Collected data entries
++++++

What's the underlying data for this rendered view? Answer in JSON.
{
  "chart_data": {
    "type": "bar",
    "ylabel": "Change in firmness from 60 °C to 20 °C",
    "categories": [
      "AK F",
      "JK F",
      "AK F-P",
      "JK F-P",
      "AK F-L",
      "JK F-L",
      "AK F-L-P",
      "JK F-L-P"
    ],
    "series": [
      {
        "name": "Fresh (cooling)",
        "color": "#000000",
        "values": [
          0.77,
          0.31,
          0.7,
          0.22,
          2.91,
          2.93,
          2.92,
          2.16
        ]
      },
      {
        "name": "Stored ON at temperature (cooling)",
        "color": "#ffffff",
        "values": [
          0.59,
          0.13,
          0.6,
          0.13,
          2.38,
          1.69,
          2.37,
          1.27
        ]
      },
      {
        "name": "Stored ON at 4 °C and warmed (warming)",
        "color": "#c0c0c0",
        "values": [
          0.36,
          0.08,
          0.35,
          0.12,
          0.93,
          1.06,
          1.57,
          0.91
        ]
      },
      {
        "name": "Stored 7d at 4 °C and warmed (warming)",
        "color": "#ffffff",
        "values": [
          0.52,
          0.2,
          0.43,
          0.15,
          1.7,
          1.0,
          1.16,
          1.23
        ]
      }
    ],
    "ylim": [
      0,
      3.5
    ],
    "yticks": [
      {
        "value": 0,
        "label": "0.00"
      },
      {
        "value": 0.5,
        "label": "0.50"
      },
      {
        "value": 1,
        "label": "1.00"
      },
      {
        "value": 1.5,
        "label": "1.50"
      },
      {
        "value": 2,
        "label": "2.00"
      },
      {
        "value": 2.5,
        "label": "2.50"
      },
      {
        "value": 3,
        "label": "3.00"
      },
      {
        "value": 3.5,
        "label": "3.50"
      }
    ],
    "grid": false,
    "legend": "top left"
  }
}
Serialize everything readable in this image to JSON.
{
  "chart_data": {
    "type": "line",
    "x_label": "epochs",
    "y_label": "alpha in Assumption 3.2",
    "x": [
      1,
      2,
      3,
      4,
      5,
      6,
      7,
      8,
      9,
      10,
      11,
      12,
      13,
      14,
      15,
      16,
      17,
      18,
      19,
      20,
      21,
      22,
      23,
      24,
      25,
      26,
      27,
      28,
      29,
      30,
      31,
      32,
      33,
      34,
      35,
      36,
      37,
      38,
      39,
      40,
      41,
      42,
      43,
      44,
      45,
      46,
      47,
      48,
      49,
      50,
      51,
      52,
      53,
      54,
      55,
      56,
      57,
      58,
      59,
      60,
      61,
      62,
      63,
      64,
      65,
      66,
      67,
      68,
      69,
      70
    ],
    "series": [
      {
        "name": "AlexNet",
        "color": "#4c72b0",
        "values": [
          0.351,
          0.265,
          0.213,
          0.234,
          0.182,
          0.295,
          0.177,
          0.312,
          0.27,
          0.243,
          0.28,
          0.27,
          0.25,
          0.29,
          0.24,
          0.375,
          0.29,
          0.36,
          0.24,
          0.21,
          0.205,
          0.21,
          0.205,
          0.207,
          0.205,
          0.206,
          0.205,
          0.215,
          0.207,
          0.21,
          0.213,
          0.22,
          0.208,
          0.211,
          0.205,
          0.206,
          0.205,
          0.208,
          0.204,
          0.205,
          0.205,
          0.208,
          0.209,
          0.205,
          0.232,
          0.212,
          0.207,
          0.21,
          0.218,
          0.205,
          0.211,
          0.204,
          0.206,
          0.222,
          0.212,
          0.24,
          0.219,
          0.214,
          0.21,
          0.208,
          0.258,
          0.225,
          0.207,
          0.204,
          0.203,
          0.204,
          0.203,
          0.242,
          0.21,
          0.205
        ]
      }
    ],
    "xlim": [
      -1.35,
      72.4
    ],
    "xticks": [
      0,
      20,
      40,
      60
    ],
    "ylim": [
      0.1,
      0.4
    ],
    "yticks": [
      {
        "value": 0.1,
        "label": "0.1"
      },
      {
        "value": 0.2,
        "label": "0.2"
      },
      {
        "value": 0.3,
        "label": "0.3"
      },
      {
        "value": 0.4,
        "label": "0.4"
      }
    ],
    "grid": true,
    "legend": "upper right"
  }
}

++++++

= EXERCISE =
Determine how many lines contain the word "name" and reply with that number alone.

= TASK OUTPUT =
5